◆ **WORK TO DO**
Every entry must be duplicated precisely as written.

— start DATA FOR THIS TASK —

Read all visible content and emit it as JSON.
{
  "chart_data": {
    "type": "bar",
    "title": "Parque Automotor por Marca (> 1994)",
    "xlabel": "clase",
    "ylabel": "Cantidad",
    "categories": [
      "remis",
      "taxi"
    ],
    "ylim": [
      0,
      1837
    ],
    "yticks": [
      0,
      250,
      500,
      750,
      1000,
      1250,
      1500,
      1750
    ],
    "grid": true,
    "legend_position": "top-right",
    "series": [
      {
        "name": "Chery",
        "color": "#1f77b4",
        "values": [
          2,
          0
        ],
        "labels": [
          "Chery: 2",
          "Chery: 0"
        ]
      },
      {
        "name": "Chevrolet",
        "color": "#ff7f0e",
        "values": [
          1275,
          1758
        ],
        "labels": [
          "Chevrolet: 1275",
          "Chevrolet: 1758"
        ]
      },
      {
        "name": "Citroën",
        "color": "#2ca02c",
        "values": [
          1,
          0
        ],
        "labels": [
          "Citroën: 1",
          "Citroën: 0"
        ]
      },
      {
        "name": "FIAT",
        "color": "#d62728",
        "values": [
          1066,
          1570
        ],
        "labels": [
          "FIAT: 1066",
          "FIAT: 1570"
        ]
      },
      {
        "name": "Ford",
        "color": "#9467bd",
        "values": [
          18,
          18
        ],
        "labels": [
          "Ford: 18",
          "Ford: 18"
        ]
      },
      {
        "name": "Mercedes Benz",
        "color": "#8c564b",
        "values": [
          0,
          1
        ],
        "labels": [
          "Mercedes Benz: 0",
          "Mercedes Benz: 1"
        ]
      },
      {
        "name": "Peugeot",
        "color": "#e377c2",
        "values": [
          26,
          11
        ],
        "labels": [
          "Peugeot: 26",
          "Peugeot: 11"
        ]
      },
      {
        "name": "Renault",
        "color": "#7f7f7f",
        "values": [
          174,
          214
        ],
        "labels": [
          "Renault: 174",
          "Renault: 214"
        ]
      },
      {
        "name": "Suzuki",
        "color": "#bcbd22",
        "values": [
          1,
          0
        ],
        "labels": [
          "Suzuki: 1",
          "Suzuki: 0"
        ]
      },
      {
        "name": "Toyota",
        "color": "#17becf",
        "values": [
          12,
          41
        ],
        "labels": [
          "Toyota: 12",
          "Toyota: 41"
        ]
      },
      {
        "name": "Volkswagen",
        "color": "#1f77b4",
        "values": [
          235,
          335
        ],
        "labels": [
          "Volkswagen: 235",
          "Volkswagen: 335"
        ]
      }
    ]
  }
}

— end DATA FOR THIS TASK —

◆ **EXERCISE ANSWER**
Read all visible content and emit it as JSON.
{
  "chart_data": {
    "type": "bar",
    "title": "Parque Automotor por Marca (> 1994)",
    "xlabel": "clase",
    "ylabel": "Cantidad",
    "categories": [
      "remis",
      "taxi"
    ],
    "ylim": [
      0,
      1837
    ],
    "yticks": [
      0,
      250,
      500,
      750,
      1000,
      1250,
      1500,
      1750
    ],
    "grid": true,
    "legend_position": "top-right",
    "series": [
      {
        "name": "Chery",
        "color": "#1f77b4",
        "values": [
          2,
          0
        ],
        "labels": [
          "Chery: 2",
          "Chery: 0"
        ]
      },
      {
        "name": "Chevrolet",
        "color": "#ff7f0e",
        "values": [
          1275,
          1758
        ],
        "labels": [
          "Chevrolet: 1275",
          "Chevrolet: 1758"
        ]
      },
      {
        "name": "Citroën",
        "color": "#2ca02c",
        "values": [
          1,
          0
        ],
        "labels": [
          "Citroën: 1",
          "Citroën: 0"
        ]
      },
      {
        "name": "FIAT",
        "color": "#d62728",
        "values": [
          1066,
          1570
        ],
        "labels": [
          "FIAT: 1066",
          "FIAT: 1570"
        ]
      },
      {
        "name": "Ford",
        "color": "#9467bd",
        "values": [
          18,
          18
        ],
        "labels": [
          "Ford: 18",
          "Ford: 18"
        ]
      },
      {
        "name": "Mercedes Benz",
        "color": "#8c564b",
        "values": [
          0,
          1
        ],
        "labels": [
          "Mercedes Benz: 0",
          "Mercedes Benz: 1"
        ]
      },
      {
        "name": "Peugeot",
        "color": "#e377c2",
        "values": [
          26,
          11
        ],
        "labels": [
          "Peugeot: 26",
          "Peugeot: 11"
        ]
      },
      {
        "name": "Renault",
        "color": "#7f7f7f",
        "values": [
          174,
          214
        ],
        "labels": [
          "Renault: 174",
          "Renault: 214"
        ]
      },
      {
        "name": "Suzuki",
        "color": "#bcbd22",
        "values": [
          1,
          0
        ],
        "labels": [
          "Suzuki: 1",
          "Suzuki: 0"
        ]
      },
      {
        "name": "Toyota",
        "color": "#17becf",
        "values": [
          12,
          41
        ],
        "labels": [
          "Toyota: 12",
          "Toyota: 41"
        ]
      },
      {
        "name": "Volkswagen",
        "color": "#1f77b4",
        "values": [
          235,
          335
        ],
        "labels": [
          "Volkswagen: 235",
          "Volkswagen: 335"
        ]
      }
    ]
  }
}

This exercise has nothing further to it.